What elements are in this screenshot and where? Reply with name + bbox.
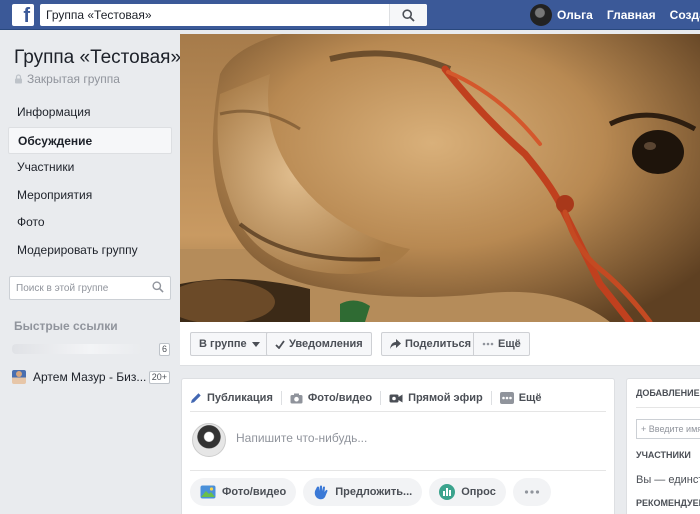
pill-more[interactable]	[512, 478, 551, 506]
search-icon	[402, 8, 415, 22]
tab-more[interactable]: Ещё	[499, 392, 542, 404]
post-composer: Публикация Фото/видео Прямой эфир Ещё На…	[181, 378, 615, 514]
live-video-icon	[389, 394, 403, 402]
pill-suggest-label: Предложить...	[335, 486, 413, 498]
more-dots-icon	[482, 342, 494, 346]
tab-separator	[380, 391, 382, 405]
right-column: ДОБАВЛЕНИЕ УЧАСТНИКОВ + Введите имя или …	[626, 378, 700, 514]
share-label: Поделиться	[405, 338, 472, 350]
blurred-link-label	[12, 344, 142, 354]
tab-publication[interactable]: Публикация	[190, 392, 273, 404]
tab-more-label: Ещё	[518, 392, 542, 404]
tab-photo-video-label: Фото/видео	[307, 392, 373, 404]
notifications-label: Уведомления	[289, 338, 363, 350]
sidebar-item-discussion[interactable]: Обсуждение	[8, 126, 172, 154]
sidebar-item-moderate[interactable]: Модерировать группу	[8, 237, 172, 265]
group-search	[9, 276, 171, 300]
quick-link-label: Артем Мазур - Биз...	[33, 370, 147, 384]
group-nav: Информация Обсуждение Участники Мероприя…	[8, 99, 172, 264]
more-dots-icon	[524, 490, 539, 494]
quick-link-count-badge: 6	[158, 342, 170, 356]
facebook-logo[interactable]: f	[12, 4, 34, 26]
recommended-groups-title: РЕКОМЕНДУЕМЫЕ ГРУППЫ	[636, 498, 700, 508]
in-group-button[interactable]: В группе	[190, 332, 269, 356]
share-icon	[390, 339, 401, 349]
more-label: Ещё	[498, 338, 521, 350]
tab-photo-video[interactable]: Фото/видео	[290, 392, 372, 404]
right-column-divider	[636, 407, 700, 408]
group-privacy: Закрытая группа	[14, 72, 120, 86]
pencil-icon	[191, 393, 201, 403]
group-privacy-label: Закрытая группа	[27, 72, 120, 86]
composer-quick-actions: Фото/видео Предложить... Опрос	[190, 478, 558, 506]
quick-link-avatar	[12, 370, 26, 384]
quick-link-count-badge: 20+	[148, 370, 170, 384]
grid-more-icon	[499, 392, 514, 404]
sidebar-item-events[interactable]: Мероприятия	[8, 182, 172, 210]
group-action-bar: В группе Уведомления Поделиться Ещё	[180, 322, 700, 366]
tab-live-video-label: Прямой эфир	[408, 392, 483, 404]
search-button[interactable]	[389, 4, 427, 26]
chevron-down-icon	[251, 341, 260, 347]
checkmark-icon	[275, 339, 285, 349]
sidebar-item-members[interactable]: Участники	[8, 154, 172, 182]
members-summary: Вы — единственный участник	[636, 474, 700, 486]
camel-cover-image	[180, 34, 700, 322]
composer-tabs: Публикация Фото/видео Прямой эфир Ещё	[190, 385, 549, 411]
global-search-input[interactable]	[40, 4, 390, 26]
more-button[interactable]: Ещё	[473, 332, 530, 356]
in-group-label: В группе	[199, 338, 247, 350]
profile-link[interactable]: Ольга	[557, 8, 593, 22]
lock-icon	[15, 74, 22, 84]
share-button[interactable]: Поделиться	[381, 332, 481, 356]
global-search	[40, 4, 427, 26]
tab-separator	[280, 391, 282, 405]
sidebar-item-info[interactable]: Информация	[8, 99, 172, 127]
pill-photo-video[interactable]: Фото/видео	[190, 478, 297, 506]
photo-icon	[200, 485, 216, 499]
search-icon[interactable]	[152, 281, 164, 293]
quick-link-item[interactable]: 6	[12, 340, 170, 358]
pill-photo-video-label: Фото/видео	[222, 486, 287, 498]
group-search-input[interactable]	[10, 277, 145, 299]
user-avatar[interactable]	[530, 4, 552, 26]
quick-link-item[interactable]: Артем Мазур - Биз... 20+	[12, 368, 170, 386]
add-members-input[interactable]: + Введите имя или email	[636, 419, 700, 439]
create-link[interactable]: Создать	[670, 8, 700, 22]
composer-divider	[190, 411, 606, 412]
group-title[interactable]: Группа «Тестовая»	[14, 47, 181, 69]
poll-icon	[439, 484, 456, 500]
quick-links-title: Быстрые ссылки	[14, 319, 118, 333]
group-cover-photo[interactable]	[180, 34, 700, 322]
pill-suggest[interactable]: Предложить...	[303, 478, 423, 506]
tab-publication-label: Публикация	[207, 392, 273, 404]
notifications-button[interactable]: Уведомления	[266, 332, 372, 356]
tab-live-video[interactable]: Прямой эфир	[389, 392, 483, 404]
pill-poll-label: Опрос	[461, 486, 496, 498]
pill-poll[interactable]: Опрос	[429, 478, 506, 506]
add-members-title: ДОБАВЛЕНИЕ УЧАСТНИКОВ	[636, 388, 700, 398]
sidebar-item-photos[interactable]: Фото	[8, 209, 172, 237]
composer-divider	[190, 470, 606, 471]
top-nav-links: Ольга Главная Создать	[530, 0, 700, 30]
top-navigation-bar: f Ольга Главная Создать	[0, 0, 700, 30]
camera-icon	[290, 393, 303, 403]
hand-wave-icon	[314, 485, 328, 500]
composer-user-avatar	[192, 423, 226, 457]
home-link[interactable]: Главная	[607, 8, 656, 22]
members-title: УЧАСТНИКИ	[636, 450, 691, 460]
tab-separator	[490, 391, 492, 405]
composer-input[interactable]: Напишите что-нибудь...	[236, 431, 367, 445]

=-=-=

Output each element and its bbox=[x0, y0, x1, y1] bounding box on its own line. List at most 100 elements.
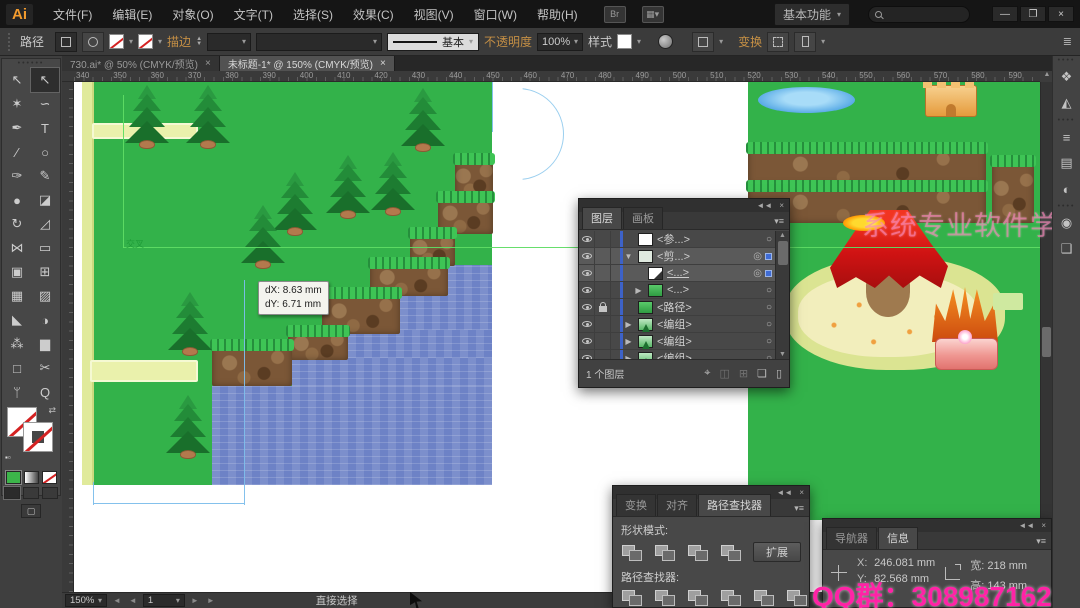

=-=-=

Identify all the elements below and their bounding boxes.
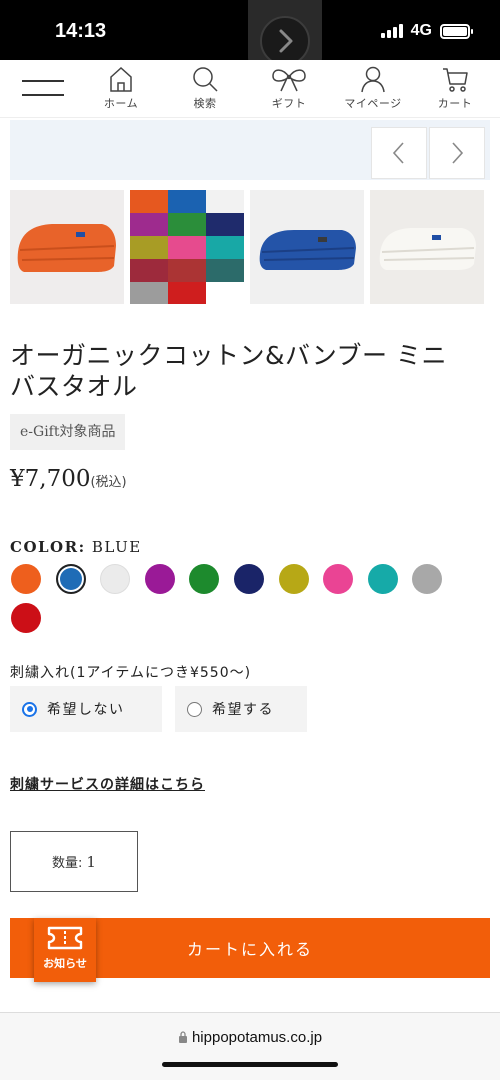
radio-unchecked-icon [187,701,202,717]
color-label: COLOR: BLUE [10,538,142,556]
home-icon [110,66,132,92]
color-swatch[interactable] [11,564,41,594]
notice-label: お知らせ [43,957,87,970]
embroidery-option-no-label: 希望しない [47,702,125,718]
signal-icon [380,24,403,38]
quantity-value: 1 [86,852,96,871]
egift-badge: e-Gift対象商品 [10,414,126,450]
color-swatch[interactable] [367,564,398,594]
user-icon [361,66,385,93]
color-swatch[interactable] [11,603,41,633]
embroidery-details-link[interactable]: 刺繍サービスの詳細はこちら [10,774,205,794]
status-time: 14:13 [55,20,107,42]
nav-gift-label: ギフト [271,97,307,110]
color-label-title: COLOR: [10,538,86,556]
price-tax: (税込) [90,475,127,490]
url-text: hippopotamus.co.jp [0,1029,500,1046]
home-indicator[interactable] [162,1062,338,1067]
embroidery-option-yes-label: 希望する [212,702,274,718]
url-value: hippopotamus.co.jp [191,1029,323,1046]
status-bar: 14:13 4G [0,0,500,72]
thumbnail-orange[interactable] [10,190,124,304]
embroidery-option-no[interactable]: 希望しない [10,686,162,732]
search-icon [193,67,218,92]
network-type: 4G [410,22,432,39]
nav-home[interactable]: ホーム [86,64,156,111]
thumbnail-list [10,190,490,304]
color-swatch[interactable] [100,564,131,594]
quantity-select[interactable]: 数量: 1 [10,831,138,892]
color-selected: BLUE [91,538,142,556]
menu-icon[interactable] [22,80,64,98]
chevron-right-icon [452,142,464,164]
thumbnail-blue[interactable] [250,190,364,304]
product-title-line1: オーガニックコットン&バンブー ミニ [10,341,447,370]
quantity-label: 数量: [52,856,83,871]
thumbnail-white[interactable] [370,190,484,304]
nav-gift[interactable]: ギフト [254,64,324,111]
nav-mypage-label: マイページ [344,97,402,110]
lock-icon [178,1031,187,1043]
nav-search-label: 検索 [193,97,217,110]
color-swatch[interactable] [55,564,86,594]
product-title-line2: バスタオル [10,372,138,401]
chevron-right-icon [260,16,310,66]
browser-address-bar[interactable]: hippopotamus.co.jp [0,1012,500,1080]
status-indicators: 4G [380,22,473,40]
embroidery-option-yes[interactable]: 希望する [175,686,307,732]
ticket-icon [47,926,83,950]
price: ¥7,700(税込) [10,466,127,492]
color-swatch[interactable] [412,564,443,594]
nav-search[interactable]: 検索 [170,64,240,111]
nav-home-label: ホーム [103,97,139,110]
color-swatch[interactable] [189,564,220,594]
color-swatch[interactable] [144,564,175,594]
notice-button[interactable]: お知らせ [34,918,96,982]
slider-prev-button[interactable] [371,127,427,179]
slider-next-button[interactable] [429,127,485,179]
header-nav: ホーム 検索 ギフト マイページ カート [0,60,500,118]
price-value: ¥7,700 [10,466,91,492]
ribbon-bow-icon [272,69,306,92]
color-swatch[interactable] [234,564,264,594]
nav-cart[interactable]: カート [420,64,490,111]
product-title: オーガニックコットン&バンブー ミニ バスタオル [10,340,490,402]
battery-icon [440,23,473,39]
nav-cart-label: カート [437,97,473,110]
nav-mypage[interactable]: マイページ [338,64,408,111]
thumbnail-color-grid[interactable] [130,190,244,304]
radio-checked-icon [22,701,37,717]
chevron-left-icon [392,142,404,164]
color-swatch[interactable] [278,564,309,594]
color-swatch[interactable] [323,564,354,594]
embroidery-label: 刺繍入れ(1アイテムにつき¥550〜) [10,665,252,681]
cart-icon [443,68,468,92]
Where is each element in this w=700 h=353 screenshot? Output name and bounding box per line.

=-=-=

- **Problem description**:
Copy the records from the line with "What elements are" through the line with "338, 363, 350]", both included, and omit the picture.

- **Output below**:
What elements are in this screenshot and where? Reply with name + bbox.
pill-more[interactable]	[512, 478, 551, 506]
search-icon	[402, 8, 415, 22]
tab-more[interactable]: Ещё	[499, 392, 542, 404]
post-composer: Публикация Фото/видео Прямой эфир Ещё На…	[181, 378, 615, 514]
live-video-icon	[389, 394, 403, 402]
pill-suggest-label: Предложить...	[335, 486, 413, 498]
more-dots-icon	[482, 342, 494, 346]
tab-separator	[380, 391, 382, 405]
right-column: ДОБАВЛЕНИЕ УЧАСТНИКОВ + Введите имя или …	[626, 378, 700, 514]
share-label: Поделиться	[405, 338, 472, 350]
blurred-link-label	[12, 344, 142, 354]
tab-publication[interactable]: Публикация	[190, 392, 273, 404]
tab-more-label: Ещё	[518, 392, 542, 404]
tab-photo-video-label: Фото/видео	[307, 392, 373, 404]
notifications-label: Уведомления	[289, 338, 363, 350]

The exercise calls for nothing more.